- **Task input**
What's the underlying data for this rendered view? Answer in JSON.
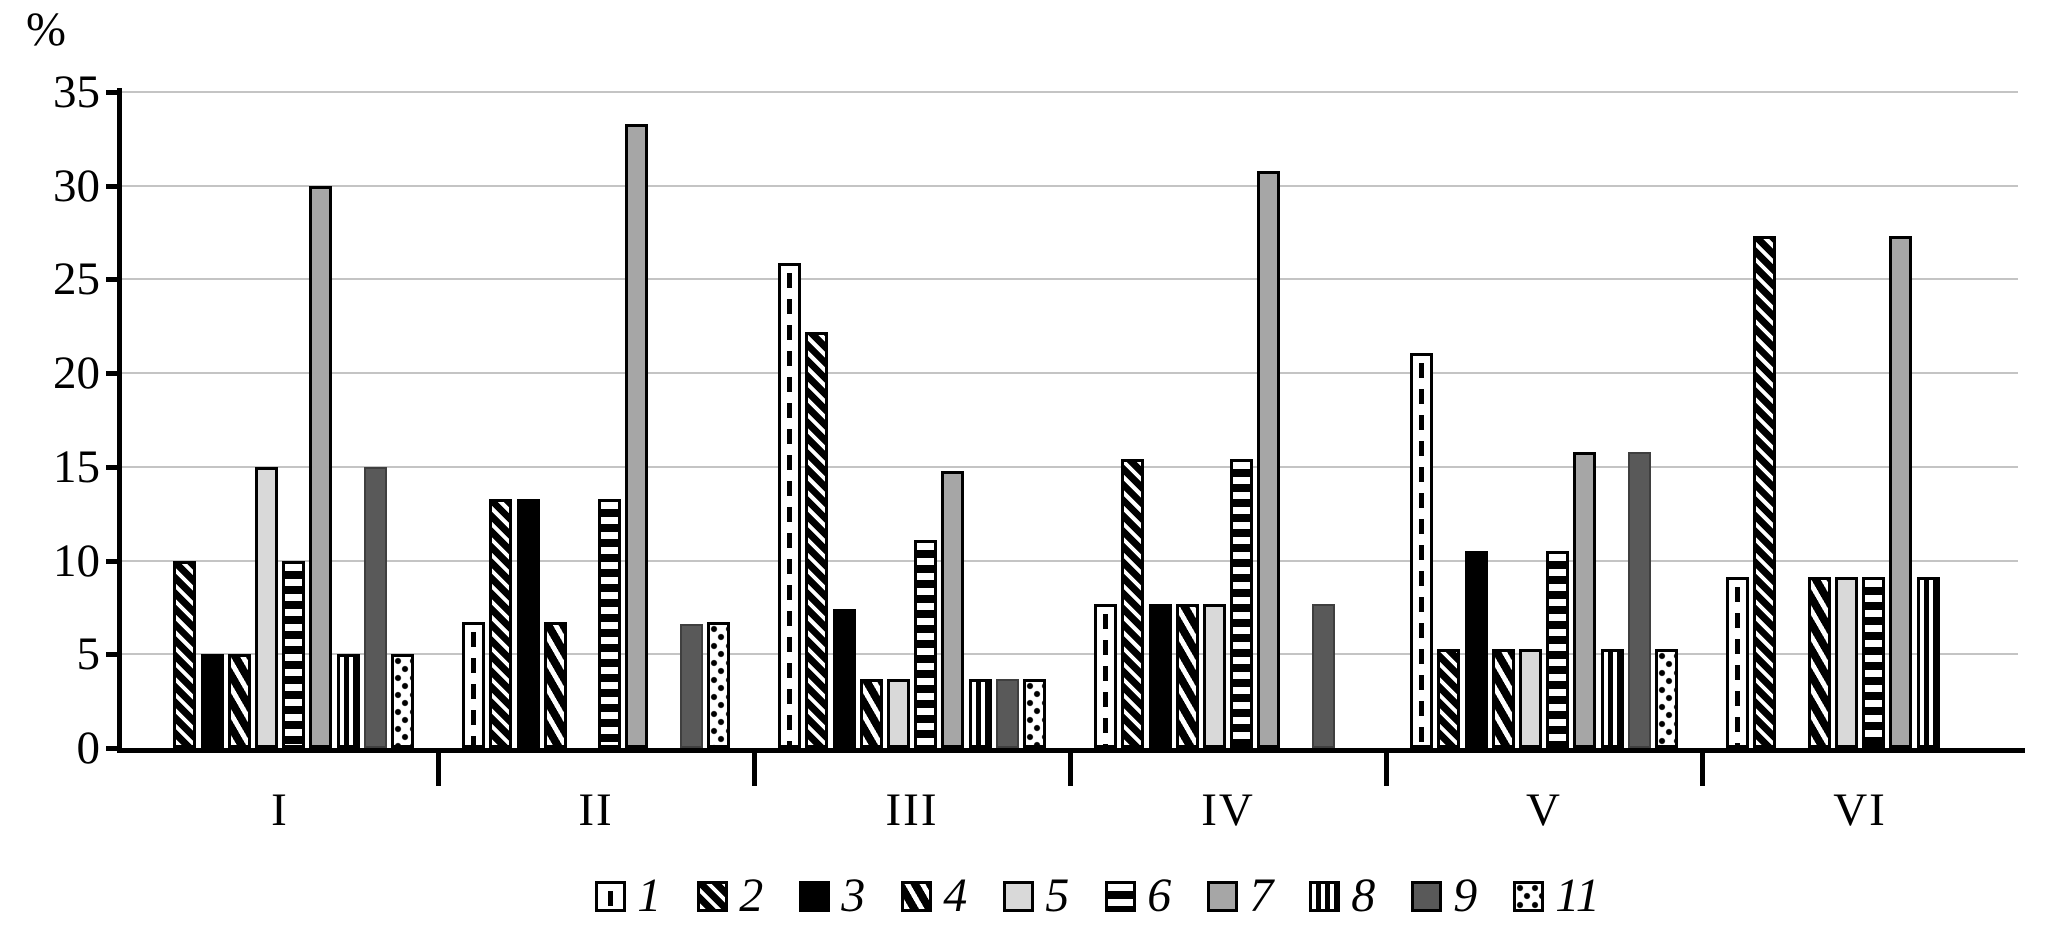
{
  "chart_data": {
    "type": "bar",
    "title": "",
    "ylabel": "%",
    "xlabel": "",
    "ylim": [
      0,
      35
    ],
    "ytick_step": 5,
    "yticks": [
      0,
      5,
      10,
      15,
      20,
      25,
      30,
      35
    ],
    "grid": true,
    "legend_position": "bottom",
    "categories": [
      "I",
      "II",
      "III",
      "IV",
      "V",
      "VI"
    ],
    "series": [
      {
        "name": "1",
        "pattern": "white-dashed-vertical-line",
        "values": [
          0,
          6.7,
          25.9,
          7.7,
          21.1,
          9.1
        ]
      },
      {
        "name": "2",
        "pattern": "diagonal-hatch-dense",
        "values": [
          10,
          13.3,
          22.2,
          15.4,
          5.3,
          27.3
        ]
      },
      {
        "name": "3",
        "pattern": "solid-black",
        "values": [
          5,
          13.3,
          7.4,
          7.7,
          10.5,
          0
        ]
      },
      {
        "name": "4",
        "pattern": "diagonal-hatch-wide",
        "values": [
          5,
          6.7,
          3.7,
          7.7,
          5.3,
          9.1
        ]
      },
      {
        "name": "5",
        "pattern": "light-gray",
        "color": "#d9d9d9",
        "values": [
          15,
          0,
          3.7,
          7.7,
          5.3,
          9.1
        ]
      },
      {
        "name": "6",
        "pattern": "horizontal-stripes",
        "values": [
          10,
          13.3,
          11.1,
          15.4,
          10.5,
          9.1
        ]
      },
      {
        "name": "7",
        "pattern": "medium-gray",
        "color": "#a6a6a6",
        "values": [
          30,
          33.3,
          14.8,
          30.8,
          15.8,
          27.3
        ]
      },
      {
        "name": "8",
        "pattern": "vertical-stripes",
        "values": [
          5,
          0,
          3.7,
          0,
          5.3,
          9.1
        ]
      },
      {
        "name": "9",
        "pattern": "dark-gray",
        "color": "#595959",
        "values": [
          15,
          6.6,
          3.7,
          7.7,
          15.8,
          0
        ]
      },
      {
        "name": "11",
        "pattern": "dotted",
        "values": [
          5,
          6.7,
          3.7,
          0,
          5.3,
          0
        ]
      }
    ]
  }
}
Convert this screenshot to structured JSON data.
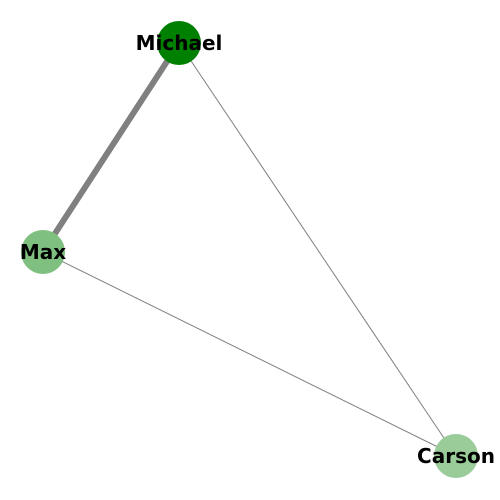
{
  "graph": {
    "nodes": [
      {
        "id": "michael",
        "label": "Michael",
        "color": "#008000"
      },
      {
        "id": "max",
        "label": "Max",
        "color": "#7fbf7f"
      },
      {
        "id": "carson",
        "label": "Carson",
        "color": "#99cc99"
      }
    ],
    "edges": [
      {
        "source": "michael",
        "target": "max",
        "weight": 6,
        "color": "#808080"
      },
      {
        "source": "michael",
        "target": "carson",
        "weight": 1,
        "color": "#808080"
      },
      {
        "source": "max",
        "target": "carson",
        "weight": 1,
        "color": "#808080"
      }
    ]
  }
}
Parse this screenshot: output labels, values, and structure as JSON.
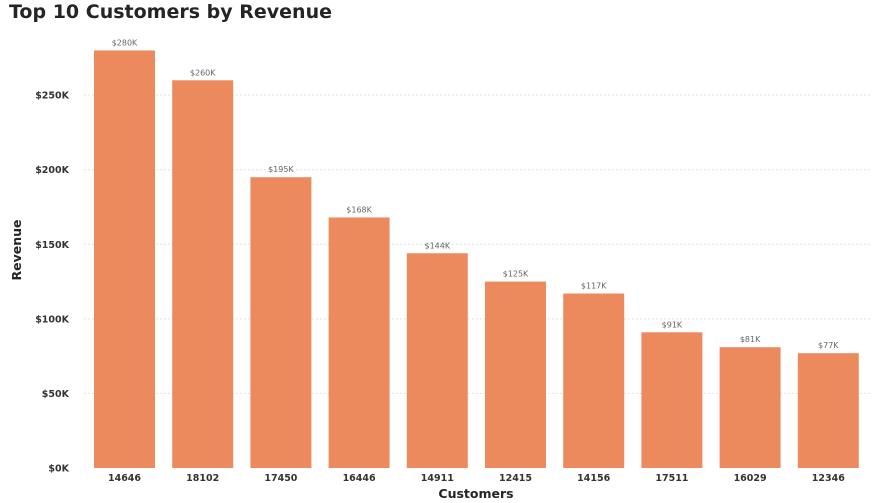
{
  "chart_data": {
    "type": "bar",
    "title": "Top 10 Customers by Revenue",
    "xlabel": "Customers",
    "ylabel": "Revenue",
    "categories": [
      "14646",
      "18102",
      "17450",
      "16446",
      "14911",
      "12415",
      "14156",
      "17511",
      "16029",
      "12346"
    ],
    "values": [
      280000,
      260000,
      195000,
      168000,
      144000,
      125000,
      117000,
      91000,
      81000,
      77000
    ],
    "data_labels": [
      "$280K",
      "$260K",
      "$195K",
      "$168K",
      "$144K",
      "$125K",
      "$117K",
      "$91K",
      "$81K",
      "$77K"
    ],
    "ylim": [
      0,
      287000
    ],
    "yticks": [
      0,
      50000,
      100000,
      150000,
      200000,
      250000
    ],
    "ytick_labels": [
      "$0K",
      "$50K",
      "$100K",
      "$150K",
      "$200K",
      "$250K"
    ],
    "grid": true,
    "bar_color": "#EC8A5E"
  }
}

- **What to produce**
Collect the lines that hold "pattern".

- **Written response**
        "pattern": "white-dashed-vertical-line",
        "pattern": "diagonal-hatch-dense",
        "pattern": "solid-black",
        "pattern": "diagonal-hatch-wide",
        "pattern": "light-gray",
        "pattern": "horizontal-stripes",
        "pattern": "medium-gray",
        "pattern": "vertical-stripes",
        "pattern": "dark-gray",
        "pattern": "dotted",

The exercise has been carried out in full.